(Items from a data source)
============
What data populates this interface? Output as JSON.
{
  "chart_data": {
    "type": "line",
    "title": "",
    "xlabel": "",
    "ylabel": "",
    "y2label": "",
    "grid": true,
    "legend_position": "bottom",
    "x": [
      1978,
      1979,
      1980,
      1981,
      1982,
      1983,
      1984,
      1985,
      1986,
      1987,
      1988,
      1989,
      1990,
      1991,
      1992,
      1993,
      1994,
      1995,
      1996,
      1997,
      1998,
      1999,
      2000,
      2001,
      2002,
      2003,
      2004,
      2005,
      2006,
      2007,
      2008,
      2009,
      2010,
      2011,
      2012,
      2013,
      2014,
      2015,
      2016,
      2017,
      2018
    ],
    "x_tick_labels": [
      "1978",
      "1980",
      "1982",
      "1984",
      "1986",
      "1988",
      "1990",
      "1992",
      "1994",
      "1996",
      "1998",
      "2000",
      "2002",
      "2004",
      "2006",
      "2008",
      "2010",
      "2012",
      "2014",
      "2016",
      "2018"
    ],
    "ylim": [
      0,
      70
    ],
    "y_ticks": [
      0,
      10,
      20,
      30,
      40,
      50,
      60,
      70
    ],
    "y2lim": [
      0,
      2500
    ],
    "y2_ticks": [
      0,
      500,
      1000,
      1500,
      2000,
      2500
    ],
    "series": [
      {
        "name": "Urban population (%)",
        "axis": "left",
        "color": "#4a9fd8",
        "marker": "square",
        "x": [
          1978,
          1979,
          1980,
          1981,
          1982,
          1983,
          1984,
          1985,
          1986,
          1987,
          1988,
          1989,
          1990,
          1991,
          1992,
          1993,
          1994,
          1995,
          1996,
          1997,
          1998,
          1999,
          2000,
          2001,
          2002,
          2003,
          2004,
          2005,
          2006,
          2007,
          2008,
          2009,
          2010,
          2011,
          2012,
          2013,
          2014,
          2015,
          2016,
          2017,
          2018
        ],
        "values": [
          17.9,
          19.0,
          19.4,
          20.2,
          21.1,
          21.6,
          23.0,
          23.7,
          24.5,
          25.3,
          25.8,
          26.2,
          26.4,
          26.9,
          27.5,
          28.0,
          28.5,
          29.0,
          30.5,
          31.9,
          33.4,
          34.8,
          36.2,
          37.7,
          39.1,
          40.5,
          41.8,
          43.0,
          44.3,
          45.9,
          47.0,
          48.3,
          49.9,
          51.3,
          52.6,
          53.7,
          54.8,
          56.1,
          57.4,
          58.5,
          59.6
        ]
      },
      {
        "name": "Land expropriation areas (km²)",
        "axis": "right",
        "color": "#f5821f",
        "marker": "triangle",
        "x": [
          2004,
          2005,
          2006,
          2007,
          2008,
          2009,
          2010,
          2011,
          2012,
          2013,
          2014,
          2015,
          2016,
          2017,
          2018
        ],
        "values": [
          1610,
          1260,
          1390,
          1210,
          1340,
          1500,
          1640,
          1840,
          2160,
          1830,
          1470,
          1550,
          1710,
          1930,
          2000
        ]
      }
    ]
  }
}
============
- [EXERCISE AIM] Write out every entry exactly as given.

- [IN RESPONSE]
What data populates this interface? Output as JSON.
{
  "chart_data": {
    "type": "line",
    "title": "",
    "xlabel": "",
    "ylabel": "",
    "y2label": "",
    "grid": true,
    "legend_position": "bottom",
    "x": [
      1978,
      1979,
      1980,
      1981,
      1982,
      1983,
      1984,
      1985,
      1986,
      1987,
      1988,
      1989,
      1990,
      1991,
      1992,
      1993,
      1994,
      1995,
      1996,
      1997,
      1998,
      1999,
      2000,
      2001,
      2002,
      2003,
      2004,
      2005,
      2006,
      2007,
      2008,
      2009,
      2010,
      2011,
      2012,
      2013,
      2014,
      2015,
      2016,
      2017,
      2018
    ],
    "x_tick_labels": [
      "1978",
      "1980",
      "1982",
      "1984",
      "1986",
      "1988",
      "1990",
      "1992",
      "1994",
      "1996",
      "1998",
      "2000",
      "2002",
      "2004",
      "2006",
      "2008",
      "2010",
      "2012",
      "2014",
      "2016",
      "2018"
    ],
    "ylim": [
      0,
      70
    ],
    "y_ticks": [
      0,
      10,
      20,
      30,
      40,
      50,
      60,
      70
    ],
    "y2lim": [
      0,
      2500
    ],
    "y2_ticks": [
      0,
      500,
      1000,
      1500,
      2000,
      2500
    ],
    "series": [
      {
        "name": "Urban population (%)",
        "axis": "left",
        "color": "#4a9fd8",
        "marker": "square",
        "x": [
          1978,
          1979,
          1980,
          1981,
          1982,
          1983,
          1984,
          1985,
          1986,
          1987,
          1988,
          1989,
          1990,
          1991,
          1992,
          1993,
          1994,
          1995,
          1996,
          1997,
          1998,
          1999,
          2000,
          2001,
          2002,
          2003,
          2004,
          2005,
          2006,
          2007,
          2008,
          2009,
          2010,
          2011,
          2012,
          2013,
          2014,
          2015,
          2016,
          2017,
          2018
        ],
        "values": [
          17.9,
          19.0,
          19.4,
          20.2,
          21.1,
          21.6,
          23.0,
          23.7,
          24.5,
          25.3,
          25.8,
          26.2,
          26.4,
          26.9,
          27.5,
          28.0,
          28.5,
          29.0,
          30.5,
          31.9,
          33.4,
          34.8,
          36.2,
          37.7,
          39.1,
          40.5,
          41.8,
          43.0,
          44.3,
          45.9,
          47.0,
          48.3,
          49.9,
          51.3,
          52.6,
          53.7,
          54.8,
          56.1,
          57.4,
          58.5,
          59.6
        ]
      },
      {
        "name": "Land expropriation areas (km²)",
        "axis": "right",
        "color": "#f5821f",
        "marker": "triangle",
        "x": [
          2004,
          2005,
          2006,
          2007,
          2008,
          2009,
          2010,
          2011,
          2012,
          2013,
          2014,
          2015,
          2016,
          2017,
          2018
        ],
        "values": [
          1610,
          1260,
          1390,
          1210,
          1340,
          1500,
          1640,
          1840,
          2160,
          1830,
          1470,
          1550,
          1710,
          1930,
          2000
        ]
      }
    ]
  }
}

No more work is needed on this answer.